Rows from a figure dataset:
------------------------------------

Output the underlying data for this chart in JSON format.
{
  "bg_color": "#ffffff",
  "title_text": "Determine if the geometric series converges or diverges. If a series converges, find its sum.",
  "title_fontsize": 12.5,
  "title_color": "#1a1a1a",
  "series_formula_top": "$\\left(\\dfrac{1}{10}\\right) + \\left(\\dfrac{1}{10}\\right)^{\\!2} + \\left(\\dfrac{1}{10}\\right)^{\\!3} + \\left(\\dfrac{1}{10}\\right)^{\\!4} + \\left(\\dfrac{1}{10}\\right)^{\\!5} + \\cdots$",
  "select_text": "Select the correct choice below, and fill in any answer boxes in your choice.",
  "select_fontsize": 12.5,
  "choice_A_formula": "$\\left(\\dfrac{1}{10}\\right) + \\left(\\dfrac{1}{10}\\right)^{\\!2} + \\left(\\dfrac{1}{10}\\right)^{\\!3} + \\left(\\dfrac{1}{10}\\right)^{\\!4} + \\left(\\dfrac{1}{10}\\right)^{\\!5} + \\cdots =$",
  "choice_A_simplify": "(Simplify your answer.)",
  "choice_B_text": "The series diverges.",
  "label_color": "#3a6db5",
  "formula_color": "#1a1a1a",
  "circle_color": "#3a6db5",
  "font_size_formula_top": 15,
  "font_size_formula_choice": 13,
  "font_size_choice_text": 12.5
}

------------------------------------

▸ Aim of the task: Select every line of the material above holding the word "cdots" and copy it.

▸ The response:
  "series_formula_top": "$\\left(\\dfrac{1}{10}\\right) + \\left(\\dfrac{1}{10}\\right)^{\\!2} + \\left(\\dfrac{1}{10}\\right)^{\\!3} + \\left(\\dfrac{1}{10}\\right)^{\\!4} + \\left(\\dfrac{1}{10}\\right)^{\\!5} + \\cdots$",
  "choice_A_formula": "$\\left(\\dfrac{1}{10}\\right) + \\left(\\dfrac{1}{10}\\right)^{\\!2} + \\left(\\dfrac{1}{10}\\right)^{\\!3} + \\left(\\dfrac{1}{10}\\right)^{\\!4} + \\left(\\dfrac{1}{10}\\right)^{\\!5} + \\cdots =$",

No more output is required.